The Rundown

A Bunch of Mayors Are in Miami to Switch Their Cities to Renewable Energy

Your daily guide to what's working, what's not and what you can do about it.

by Impact Staff
Jun 23 2017, 2:59pm

Turning it up at US Conference of Mayors. Hundreds of mayors from across the country are convening in Miami this weekend for the annual US Conference of Mayors. Climate change and control of municipal water supplies are high on the list, and Sierra Club's Mayors for 100 campaign is out in full force. Clarkston, GA Mayor Ted Terry just publicly got on board and the mayors are set to vote on a resolution in support of climate change later today. Now is your chance to act when it matters.

Reading is fundamental: In 2010, Republican lawmakers in Arizona banned ethnic studies in public school in what can only be described as a blatant act of xenophobia. The backlash from the Latino community has been swift and the case is now going to state's Supreme Court. Activists of the Librotraficante Caravan have responded by trafficking banned books from Texas into Arizona to restock underground libraries on Mexican American Studies. If you want to help their cause you can offset caravan costs with donations or give them banned books to bolster their collection.

**RECORDS SHOWN**
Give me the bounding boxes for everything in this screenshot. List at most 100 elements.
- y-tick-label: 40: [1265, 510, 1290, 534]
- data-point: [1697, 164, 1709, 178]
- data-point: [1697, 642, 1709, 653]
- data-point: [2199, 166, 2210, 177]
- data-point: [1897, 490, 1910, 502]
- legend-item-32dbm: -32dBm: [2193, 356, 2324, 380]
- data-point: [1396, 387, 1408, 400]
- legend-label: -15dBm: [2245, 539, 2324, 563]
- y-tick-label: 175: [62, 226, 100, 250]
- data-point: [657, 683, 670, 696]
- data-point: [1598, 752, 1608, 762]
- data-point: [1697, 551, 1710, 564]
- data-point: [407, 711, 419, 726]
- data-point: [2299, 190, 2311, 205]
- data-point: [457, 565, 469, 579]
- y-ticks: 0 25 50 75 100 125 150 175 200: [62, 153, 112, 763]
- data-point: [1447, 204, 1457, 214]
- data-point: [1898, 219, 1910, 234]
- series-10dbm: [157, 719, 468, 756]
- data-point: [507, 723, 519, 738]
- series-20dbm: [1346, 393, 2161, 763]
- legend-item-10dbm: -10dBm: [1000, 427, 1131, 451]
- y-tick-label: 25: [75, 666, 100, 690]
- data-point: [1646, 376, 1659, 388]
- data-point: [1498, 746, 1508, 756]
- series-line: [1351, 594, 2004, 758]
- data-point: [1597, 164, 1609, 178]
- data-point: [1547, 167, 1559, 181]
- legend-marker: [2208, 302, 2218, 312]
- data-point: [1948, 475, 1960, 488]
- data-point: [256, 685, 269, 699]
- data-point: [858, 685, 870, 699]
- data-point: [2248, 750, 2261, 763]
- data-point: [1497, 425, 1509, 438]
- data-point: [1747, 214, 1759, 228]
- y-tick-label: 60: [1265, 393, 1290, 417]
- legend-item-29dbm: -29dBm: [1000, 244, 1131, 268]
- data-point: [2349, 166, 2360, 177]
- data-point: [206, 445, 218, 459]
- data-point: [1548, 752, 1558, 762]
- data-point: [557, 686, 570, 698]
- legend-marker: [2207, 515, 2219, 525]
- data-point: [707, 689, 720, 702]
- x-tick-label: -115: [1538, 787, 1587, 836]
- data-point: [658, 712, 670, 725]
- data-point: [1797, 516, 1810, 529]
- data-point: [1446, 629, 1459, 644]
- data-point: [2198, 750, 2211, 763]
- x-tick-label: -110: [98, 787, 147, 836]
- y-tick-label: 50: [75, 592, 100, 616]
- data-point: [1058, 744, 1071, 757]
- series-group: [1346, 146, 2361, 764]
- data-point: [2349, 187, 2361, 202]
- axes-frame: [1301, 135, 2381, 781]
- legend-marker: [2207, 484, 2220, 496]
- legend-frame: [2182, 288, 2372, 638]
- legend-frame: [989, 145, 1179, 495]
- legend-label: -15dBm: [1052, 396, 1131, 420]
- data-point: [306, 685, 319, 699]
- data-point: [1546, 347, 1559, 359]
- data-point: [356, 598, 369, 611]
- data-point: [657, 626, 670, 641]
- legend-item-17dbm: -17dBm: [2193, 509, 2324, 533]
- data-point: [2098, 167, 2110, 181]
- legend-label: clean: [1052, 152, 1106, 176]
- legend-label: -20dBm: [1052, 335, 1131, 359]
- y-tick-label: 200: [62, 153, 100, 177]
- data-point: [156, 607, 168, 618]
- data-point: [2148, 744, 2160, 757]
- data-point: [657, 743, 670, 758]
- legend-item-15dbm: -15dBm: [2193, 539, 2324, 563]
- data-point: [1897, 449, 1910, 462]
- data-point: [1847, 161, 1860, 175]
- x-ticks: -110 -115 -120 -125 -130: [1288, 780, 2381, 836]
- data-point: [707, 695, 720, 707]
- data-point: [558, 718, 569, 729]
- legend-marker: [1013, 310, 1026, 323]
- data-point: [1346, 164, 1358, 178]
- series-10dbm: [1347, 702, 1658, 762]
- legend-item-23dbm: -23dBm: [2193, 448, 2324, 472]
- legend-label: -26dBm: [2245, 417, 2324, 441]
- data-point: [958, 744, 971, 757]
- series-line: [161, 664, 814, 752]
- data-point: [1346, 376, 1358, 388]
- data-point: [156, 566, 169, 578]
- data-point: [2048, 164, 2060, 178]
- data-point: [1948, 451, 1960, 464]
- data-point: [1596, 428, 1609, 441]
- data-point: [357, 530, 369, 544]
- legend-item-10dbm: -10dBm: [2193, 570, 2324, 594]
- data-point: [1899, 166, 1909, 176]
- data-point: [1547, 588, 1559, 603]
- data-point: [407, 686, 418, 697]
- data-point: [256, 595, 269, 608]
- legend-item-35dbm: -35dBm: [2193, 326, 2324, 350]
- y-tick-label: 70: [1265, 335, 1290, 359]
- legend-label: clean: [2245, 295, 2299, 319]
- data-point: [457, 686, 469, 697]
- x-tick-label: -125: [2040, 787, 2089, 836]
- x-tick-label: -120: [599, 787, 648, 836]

**CHECK YOUR UNDERSTANDING**
1. Retype the part of the Rundown column between "A Bunch of Mayors" and "when it matters.", inclusive.
2. According to the Rundown column, which mayor recently went public with his support?
3. Proceed with the Rundown column, picking up right after its last sentence.

**RESPONSES TO THE EXERCISE**
1.
A Bunch of Mayors Are in Miami to Switch Their Cities to Renewable Energy

Your daily guide to what's working, what's not and what you can do about it.

by Impact Staff
Jun 23 2017, 2:59pm

Turning it up at US Conference of Mayors. Hundreds of mayors from across the country are convening in Miami this weekend for the annual US Conference of Mayors. Climate change and control of municipal water supplies are high on the list, and Sierra Club's Mayors for 100 campaign is out in full force. Clarkston, GA Mayor Ted Terry just publicly got on board and the mayors are set to vote on a resolution in support of climate change later today. Now is your chance to act when it matters.

2. Ted Terry, the mayor of Clarkston, GA.

3.
Orange is the new red, white and blue: People who are convicted felons aren't allowed to vote while in prison, on parole or on probation. It's a rule that's been on the books since the end of the Civil War, and, like voter-ID laws, it's one of the many legal practices use to deny minorities their right to vote. But, things are changing. Democrat and Governor of Virginia Terry McAuliffe has restored the right to vote for more than 156,000 ex-cons. Other states like Maine, Vermont, Iowa, Florida, Kentucky and Maryland have already followed suit.

A very bad bill: Senate Republicans have unveiled their new healthcare bill that will majorly slash funding for Medicaid and fuck over old people. The bill has been received negatively by numerous hospitals and public health organizations, as well as by political figures on both sides of the aisle. Majority Leader Mitch McConnell wants to hold a vote as early as next Thursday, in order to rush the bill through before the Democrats can organize their opposition. The bill needs 50 Senate votes to pass, but four conservatives --Ted Cruz, Ron Johnson, Mike Lee, and Rand Paul-- have stated outright that they aren't ready to get behind the bill as it is.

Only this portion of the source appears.